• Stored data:
════════════════

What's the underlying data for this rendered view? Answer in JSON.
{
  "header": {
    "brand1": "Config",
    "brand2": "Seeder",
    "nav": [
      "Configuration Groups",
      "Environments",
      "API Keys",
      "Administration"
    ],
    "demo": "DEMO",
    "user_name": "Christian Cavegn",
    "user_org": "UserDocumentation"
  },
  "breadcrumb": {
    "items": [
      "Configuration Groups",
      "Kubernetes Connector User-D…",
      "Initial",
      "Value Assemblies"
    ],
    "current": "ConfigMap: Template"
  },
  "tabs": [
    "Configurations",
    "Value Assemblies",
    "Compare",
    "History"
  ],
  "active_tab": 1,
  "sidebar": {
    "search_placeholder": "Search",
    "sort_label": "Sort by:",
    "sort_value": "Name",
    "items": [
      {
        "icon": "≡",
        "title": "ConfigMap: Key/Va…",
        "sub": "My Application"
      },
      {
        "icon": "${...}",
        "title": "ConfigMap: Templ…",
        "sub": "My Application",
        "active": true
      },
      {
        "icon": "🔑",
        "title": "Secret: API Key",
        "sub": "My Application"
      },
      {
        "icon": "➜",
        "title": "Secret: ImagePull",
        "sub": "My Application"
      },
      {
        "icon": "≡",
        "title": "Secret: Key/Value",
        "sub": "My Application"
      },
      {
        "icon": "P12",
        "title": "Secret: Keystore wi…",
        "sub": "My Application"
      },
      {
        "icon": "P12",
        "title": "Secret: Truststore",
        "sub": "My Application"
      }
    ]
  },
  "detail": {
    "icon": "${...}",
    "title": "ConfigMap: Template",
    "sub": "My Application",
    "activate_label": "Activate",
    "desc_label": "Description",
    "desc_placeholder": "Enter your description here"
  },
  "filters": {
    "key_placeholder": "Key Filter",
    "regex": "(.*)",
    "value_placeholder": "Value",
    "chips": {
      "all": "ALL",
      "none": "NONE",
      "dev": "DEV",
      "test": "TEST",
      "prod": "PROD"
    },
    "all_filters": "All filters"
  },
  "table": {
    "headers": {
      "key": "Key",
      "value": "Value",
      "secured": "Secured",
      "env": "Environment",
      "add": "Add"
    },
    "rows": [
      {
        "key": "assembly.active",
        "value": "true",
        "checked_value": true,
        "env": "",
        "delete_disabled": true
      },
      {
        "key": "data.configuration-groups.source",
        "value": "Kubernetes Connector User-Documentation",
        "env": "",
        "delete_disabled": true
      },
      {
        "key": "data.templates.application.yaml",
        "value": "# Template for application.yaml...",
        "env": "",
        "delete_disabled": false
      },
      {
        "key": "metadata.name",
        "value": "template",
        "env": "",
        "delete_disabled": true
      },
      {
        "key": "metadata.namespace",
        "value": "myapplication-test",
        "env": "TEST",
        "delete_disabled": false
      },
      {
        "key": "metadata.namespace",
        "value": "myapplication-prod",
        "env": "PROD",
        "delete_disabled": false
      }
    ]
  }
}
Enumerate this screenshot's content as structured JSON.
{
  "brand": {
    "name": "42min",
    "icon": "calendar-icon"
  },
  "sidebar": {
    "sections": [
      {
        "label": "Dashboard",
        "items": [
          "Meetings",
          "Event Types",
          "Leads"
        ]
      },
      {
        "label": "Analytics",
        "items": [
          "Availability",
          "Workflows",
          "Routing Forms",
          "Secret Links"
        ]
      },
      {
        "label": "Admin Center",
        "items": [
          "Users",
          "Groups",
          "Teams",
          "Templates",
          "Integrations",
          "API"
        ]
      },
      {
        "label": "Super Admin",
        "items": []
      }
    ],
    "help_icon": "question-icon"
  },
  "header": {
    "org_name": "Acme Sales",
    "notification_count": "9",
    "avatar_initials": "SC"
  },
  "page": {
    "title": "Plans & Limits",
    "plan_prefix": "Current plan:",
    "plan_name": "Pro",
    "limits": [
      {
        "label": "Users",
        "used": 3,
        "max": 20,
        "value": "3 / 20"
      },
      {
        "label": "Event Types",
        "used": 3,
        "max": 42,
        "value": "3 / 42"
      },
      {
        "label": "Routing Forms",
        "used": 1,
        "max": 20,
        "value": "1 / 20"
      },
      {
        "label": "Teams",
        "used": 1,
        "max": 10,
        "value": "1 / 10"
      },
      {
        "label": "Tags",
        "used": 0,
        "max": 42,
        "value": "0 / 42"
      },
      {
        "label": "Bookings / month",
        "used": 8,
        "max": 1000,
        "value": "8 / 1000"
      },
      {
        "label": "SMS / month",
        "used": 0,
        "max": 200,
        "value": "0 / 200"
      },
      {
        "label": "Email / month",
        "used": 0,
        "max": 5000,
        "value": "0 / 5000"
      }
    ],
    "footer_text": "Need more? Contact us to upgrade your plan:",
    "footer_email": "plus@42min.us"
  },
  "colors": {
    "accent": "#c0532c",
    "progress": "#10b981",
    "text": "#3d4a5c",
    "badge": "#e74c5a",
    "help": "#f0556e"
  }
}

════════════════

• Problem requirements:
Pull out all lines of the data with the string "this".

• Complete output:
What's the underlying data for this rendered view? Answer in JSON.
Enumerate this screenshot's content as structured JSON.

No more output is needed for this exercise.